OBJECTIVE:
Give the number of lines containing "Кирилл" in this listing, with no other words.
(begin)
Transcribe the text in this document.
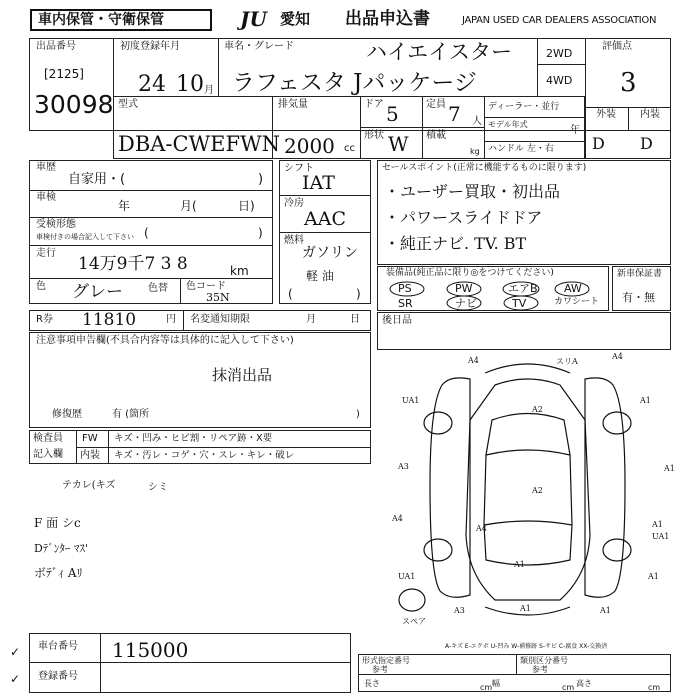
車内保管・守衛保管	JU 愛知 出品申込書	JAPAN USED CAR DEALERS ASSOCIATION
出品番号
[2125]
30098
初度登録年月
24 10 月
車名・グレード	ハイエイスター
ラフェスタ Jパッケージ
2WD
4WD
評価点
3
外装 内装
D D
型式
DBA-CWEFWN
排気量
2000 cc
ドア 5	定員 7 人
形状 W 積載
kg
ディーラー・並行
モデル年式
年
ハンドル 左・右
車歴
自家用・(	)
車検
年	月(	日)
受検形態
車検付きの場合記入して下さい (	)
走行
14万9千7 3 8	km
色 グレー	色替 色コード
35N
シフト
IAT
冷房
AAC
燃料
ガソリン
軽 油
(	)
セールスポイント(正常に機能するものに限ります)
・ユーザー買取・初出品
・パワースライドドア
・純正ナビ. TV. BT
装備品(純正品に限り◎をつけてください)
PS	PW	エアB AW
SR	ナビ	TV	カワシート
新車保証書
有・無
R券 11810	円 名変通知期限	月	日 後日品
注意事項申告欄(不具合内容等は具体的に記入して下さい)
抹消出品
修復歴	有 (箇所	)
検査員
記入欄
FW キズ・凹み・ヒビ割・リペア跡・X要
内装 キズ・汚レ・コゲ・穴・スレ・キレ・破レ
テカレ(キズ	シミ
F 面 シc
Dﾃﾞﾝﾀｰ ﾏｽ'
ボﾃﾞｨ Aﾘ
A4	スリA
A4
UA1
A2
A1
A3
A2
A1
A4
A4	A1
UA1
A1
A1
UA1
A3	A1	A1
スペア
A-キズ E-エクボ U-凹み W-補修跡 S-サビ C-腐食 XX-交換済
✓
✓
車台番号 115000
登録番号
形式指定番号
参考
類別区分番号
参考
長さ	cm 幅	cm 高さ	cm
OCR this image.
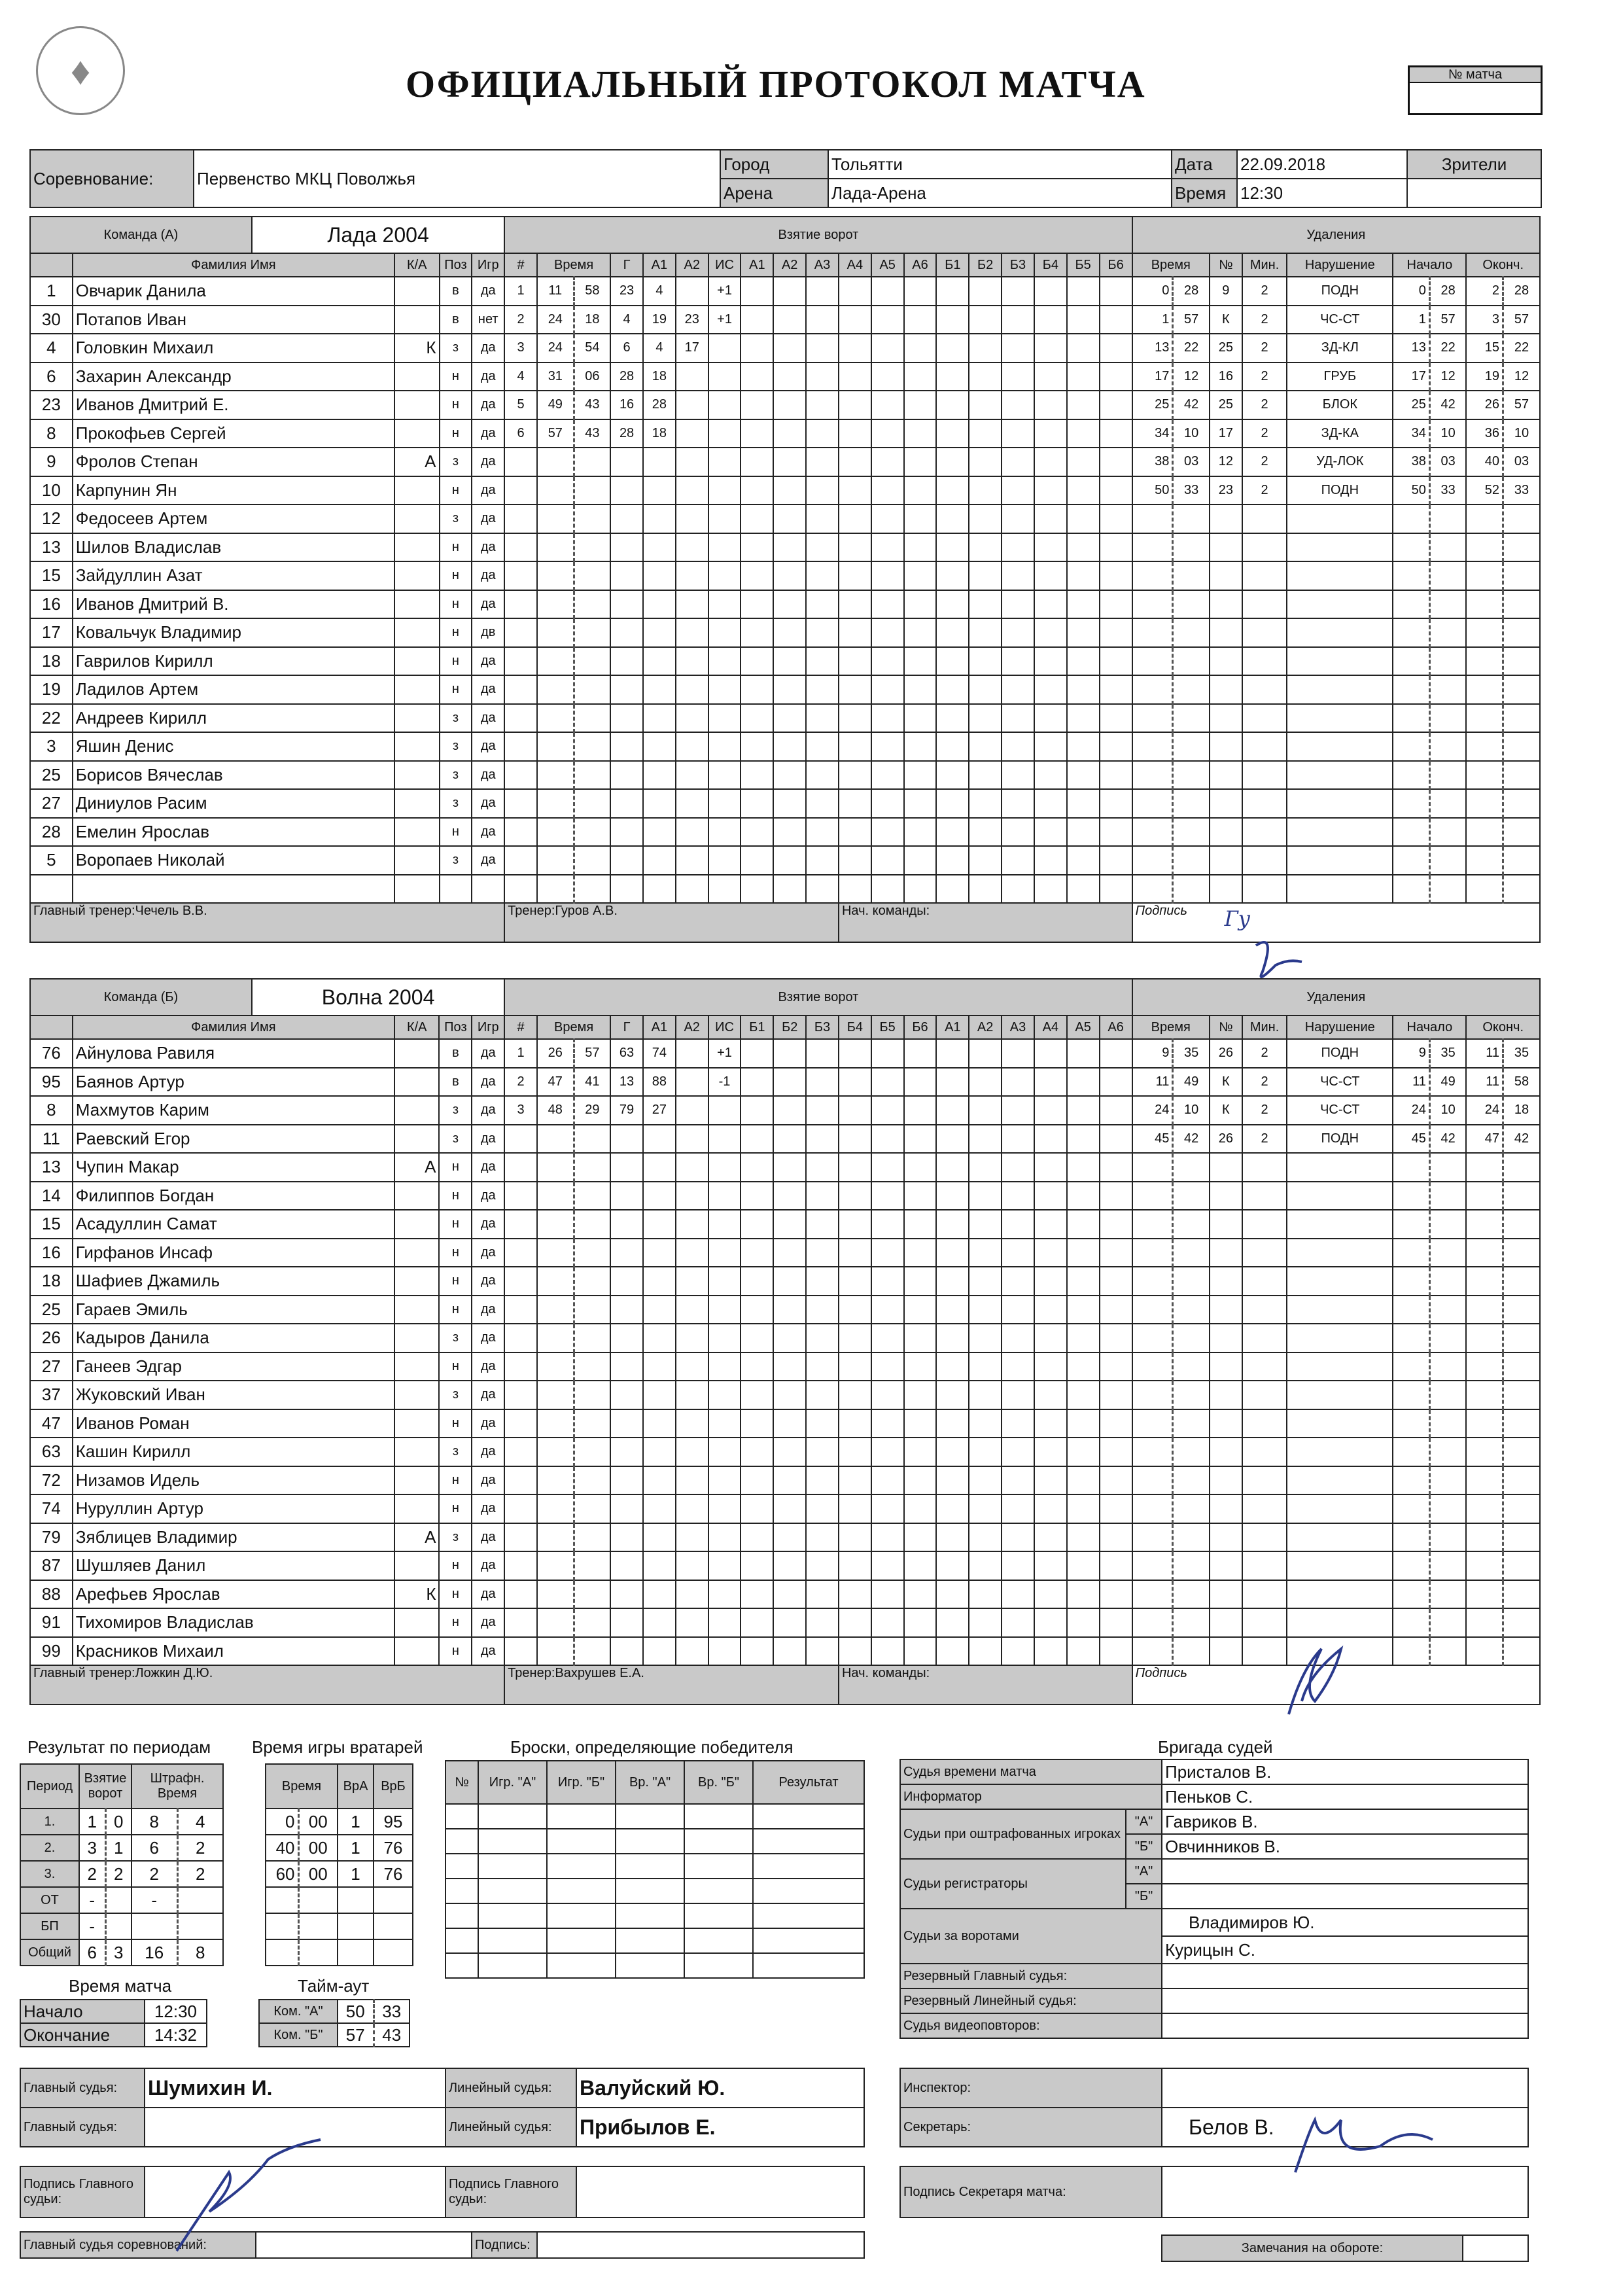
♦	ОФИЦИАЛЬНЫЙ ПРОТОКОЛ МАТЧА	№ матча
Соревнование:	Первенство МКЦ Поволжья	Город	Тольятти	Дата	22.09.2018	Зрители
		Арена	Лада-Арена	Время	12:30	
Команда (А)		Лада 2004				Взятие ворот																			Удаления								
	Фамилия Имя		К/А	Поз	Игр	#	Время		Г	А1	А2	ИС	А1	А2	А3	А4	А5	А6	Б1	Б2	Б3	Б4	Б5	Б6	Время		№	Мин.	Нарушение	Начало		Оконч.	
1	Овчарик Данила			в	да	1	11	58	23	4		+1													0	28	9	2	ПОДН	0	28	2	28
30	Потапов Иван			в	нет	2	24	18	4	19	23	+1													1	57	К	2	ЧС-СТ	1	57	3	57
4	Головкин Михаил		К	з	да	3	24	54	6	4	17														13	22	25	2	ЗД-КЛ	13	22	15	22
6	Захарин Александр			н	да	4	31	06	28	18															17	12	16	2	ГРУБ	17	12	19	12
23	Иванов Дмитрий Е.			н	да	5	49	43	16	28															25	42	25	2	БЛОК	25	42	26	57
8	Прокофьев Сергей			н	да	6	57	43	28	18															34	10	17	2	ЗД-КА	34	10	36	10
9	Фролов Степан		А	з	да																				38	03	12	2	УД-ЛОК	38	03	40	03
10	Карпунин Ян			н	да																				50	33	23	2	ПОДН	50	33	52	33
12	Федосеев Артем			з	да																												
13	Шилов Владислав			н	да																												
15	Зайдуллин Азат			н	да																												
16	Иванов Дмитрий В.			н	да																												
17	Ковальчук Владимир			н	дв																												
18	Гаврилов Кирилл			н	да																												
19	Ладилов Артем			н	да																												
22	Андреев Кирилл			з	да																												
3	Яшин Денис			з	да																												
25	Борисов Вячеслав			з	да																												
27	Диниулов Расим			з	да																												
28	Емелин Ярослав			н	да																												
5	Воропаев Николай			з	да																												

Главный тренер:Чечель В.В.						Тренер:Гуров А.В.										Нач. команды:									Подпись Гу								
Команда (Б)		Волна 2004				Взятие ворот																			Удаления								
	Фамилия Имя		К/А	Поз	Игр	#	Время		Г	А1	А2	ИС	Б1	Б2	Б3	Б4	Б5	Б6	А1	А2	А3	А4	А5	А6	Время		№	Мин.	Нарушение	Начало		Оконч.	
76	Айнулова Равиля			в	да	1	26	57	63	74		+1													9	35	26	2	ПОДН	9	35	11	35
95	Баянов Артур			в	да	2	47	41	13	88		-1													11	49	К	2	ЧС-СТ	11	49	11	58
8	Махмутов Карим			з	да	3	48	29	79	27															24	10	К	2	ЧС-СТ	24	10	24	18
11	Раевский Егор			з	да																				45	42	26	2	ПОДН	45	42	47	42
13	Чупин Макар		А	н	да																												
14	Филиппов Богдан			н	да																												
15	Асадуллин Самат			н	да																												
16	Гирфанов Инсаф			н	да																												
18	Шафиев Джамиль			н	да																												
25	Гараев Эмиль			н	да																												
26	Кадыров Данила			з	да																												
27	Ганеев Эдгар			н	да																												
37	Жуковский Иван			з	да																												
47	Иванов Роман			н	да																												
63	Кашин Кирилл			з	да																												
72	Низамов Идель			н	да																												
74	Нуруллин Артур			н	да																												
79	Зяблицев Владимир		А	з	да																												
87	Шушляев Данил			н	да																												
88	Арефьев Ярослав		К	н	да																												
91	Тихомиров Владислав			н	да																												
99	Красников Михаил			н	да																												
Главный тренер:Ложкин Д.Ю.						Тренер:Вахрушев Е.А.										Нач. команды:									Подпись								
Результат по периодам
Период	Взятие ворот		Штрафн. Время	
1.	1	0	8	4
2.	3	1	6	2
3.	2	2	2	2
ОТ	-		-	
БП	-			
Общий	6	3	16	8
Время игры вратарей
Время		ВрА	ВрБ
0	00	1	95
40	00	1	76
60	00	1	76

Броски, определяющие победителя
№	Игр. "А"	Игр. "Б"	Вр. "А"	Вр. "Б"	Результат

Время матча
Начало	12:30
Окончание	14:32
Тайм-аут
Ком. "А"	50	33
Ком. "Б"	57	43
Бригада судей
Судья времени матча		Присталов В.
Информатор		Пеньков С.
Судьи при оштрафованных игроках	"А"	Гавриков В.
	"Б"	Овчинников В.
Судьи регистраторы	"А"	
	"Б"	
Судьи за воротами		Владимиров Ю.
		Курицын С.
Резервный Главный судья:		
Резервный Линейный судья:		
Судья видеоповторов:		
Главный судья:	Шумихин И.	Линейный судья:	Валуйский Ю.
Главный судья:		Линейный судья:	Прибылов Е.

Подпись Главного судьи:		Подпись Главного судьи:	
Инспектор:	
Секретарь:	Белов В.

Подпись Секретаря матча:	
Главный судья соревнований:		Подпись:		Замечания на обороте:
(end)
WRITTEN ANSWER:
3